_What you have to do_
Read the lines below. Copy out any that hold the string "type".

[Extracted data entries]

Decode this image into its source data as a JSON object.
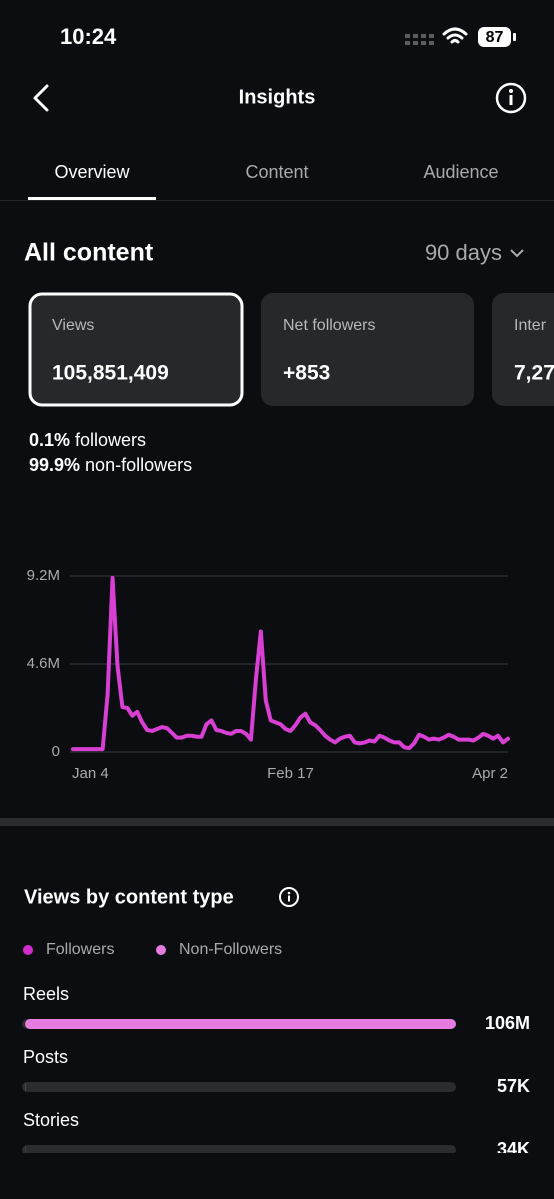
{
  "status_bar": {
    "time": "10:24",
    "battery": "87"
  },
  "header": {
    "title": "Insights"
  },
  "tabs": [
    "Overview",
    "Content",
    "Audience"
  ],
  "section": {
    "title": "All content",
    "range": "90 days"
  },
  "cards": [
    {
      "label": "Views",
      "value": "105,851,409"
    },
    {
      "label": "Net followers",
      "value": "+853"
    },
    {
      "label": "Inter",
      "value": "7,27"
    }
  ],
  "breakdown": [
    {
      "percent": "0.1%",
      "label": "followers"
    },
    {
      "percent": "99.9%",
      "label": "non-followers"
    }
  ],
  "chart_data": [
    {
      "type": "line",
      "categories": [
        "Jan 4",
        null,
        null,
        null,
        null,
        null,
        null,
        null,
        null,
        null,
        null,
        null,
        null,
        null,
        null,
        null,
        null,
        null,
        null,
        null,
        null,
        null,
        null,
        null,
        null,
        null,
        null,
        null,
        null,
        null,
        null,
        null,
        null,
        null,
        null,
        null,
        null,
        null,
        null,
        null,
        null,
        null,
        null,
        null,
        "Feb 17",
        null,
        null,
        null,
        null,
        null,
        null,
        null,
        null,
        null,
        null,
        null,
        null,
        null,
        null,
        null,
        null,
        null,
        null,
        null,
        null,
        null,
        null,
        null,
        null,
        null,
        null,
        null,
        null,
        null,
        null,
        null,
        null,
        null,
        null,
        null,
        null,
        null,
        null,
        null,
        null,
        null,
        null,
        null,
        "Apr 2"
      ],
      "values": [
        150000,
        150000,
        150000,
        150000,
        150000,
        150000,
        150000,
        3000000,
        9100000,
        4500000,
        2350000,
        2300000,
        1900000,
        2100000,
        1550000,
        1150000,
        1100000,
        1200000,
        1300000,
        1250000,
        1000000,
        750000,
        750000,
        850000,
        850000,
        800000,
        800000,
        1450000,
        1650000,
        1150000,
        1100000,
        1000000,
        950000,
        1100000,
        1100000,
        950000,
        650000,
        3800000,
        6300000,
        2700000,
        1650000,
        1550000,
        1450000,
        1200000,
        1100000,
        1400000,
        1800000,
        2000000,
        1550000,
        1400000,
        1150000,
        850000,
        650000,
        500000,
        700000,
        800000,
        850000,
        500000,
        450000,
        500000,
        600000,
        550000,
        850000,
        750000,
        600000,
        500000,
        500000,
        250000,
        200000,
        450000,
        900000,
        800000,
        650000,
        700000,
        650000,
        750000,
        900000,
        800000,
        650000,
        650000,
        650000,
        600000,
        750000,
        950000,
        850000,
        700000,
        850000,
        500000,
        700000
      ],
      "color": "#d83fd3",
      "ylim": [
        0,
        9200000
      ],
      "yticks": [
        0,
        {
          "value": 4600000,
          "label": "4.6M"
        },
        {
          "value": 9200000,
          "label": "9.2M"
        }
      ],
      "grid": true
    },
    {
      "type": "bar",
      "title": "Views by content type",
      "legend": [
        {
          "name": "Followers",
          "color": "#d32ccd"
        },
        {
          "name": "Non-Followers",
          "color": "#e57de0"
        }
      ],
      "categories": [
        "Reels",
        "Posts",
        "Stories"
      ],
      "values": [
        106000000,
        57000,
        34000
      ],
      "value_labels": [
        "106M",
        "57K",
        "34K"
      ],
      "color": "#e57de0",
      "xlim": [
        0,
        106000000
      ]
    }
  ]
}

_Answer_
      "type": "line",
      "type": "bar",
      "title": "Views by content type",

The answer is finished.